● DIRECTION: Here are some records. Copy each one exactly.

---------- PROVIDED MATERIAL ----------

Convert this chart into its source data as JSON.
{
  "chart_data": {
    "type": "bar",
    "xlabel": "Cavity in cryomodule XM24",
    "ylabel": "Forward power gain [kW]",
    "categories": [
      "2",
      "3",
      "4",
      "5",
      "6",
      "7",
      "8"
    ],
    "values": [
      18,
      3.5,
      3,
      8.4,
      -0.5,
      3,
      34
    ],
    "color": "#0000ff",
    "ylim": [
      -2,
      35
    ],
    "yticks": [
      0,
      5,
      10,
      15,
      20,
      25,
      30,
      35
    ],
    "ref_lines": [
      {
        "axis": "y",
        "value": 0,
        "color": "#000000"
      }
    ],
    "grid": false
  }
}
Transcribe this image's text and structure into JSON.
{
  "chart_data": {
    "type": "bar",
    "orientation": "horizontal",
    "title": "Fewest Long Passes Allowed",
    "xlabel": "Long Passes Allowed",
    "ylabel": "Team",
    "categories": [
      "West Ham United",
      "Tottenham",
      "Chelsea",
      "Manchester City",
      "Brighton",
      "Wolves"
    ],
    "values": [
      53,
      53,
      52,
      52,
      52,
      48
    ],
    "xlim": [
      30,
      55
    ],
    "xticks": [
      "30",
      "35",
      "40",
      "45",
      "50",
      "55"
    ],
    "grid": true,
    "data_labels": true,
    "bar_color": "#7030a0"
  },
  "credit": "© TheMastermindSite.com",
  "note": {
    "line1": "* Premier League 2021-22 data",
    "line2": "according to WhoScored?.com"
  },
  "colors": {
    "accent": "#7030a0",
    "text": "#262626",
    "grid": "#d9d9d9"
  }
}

----------

● RESULT:
Convert this chart into its source data as JSON.
{
  "chart_data": {
    "type": "bar",
    "xlabel": "Cavity in cryomodule XM24",
    "ylabel": "Forward power gain [kW]",
    "categories": [
      "2",
      "3",
      "4",
      "5",
      "6",
      "7",
      "8"
    ],
    "values": [
      18,
      3.5,
      3,
      8.4,
      -0.5,
      3,
      34
    ],
    "color": "#0000ff",
    "ylim": [
      -2,
      35
    ],
    "yticks": [
      0,
      5,
      10,
      15,
      20,
      25,
      30,
      35
    ],
    "ref_lines": [
      {
        "axis": "y",
        "value": 0,
        "color": "#000000"
      }
    ],
    "grid": false
  }
}
Transcribe this image's text and structure into JSON.
{
  "chart_data": {
    "type": "bar",
    "orientation": "horizontal",
    "title": "Fewest Long Passes Allowed",
    "xlabel": "Long Passes Allowed",
    "ylabel": "Team",
    "categories": [
      "West Ham United",
      "Tottenham",
      "Chelsea",
      "Manchester City",
      "Brighton",
      "Wolves"
    ],
    "values": [
      53,
      53,
      52,
      52,
      52,
      48
    ],
    "xlim": [
      30,
      55
    ],
    "xticks": [
      "30",
      "35",
      "40",
      "45",
      "50",
      "55"
    ],
    "grid": true,
    "data_labels": true,
    "bar_color": "#7030a0"
  },
  "credit": "© TheMastermindSite.com",
  "note": {
    "line1": "* Premier League 2021-22 data",
    "line2": "according to WhoScored?.com"
  },
  "colors": {
    "accent": "#7030a0",
    "text": "#262626",
    "grid": "#d9d9d9"
  }
}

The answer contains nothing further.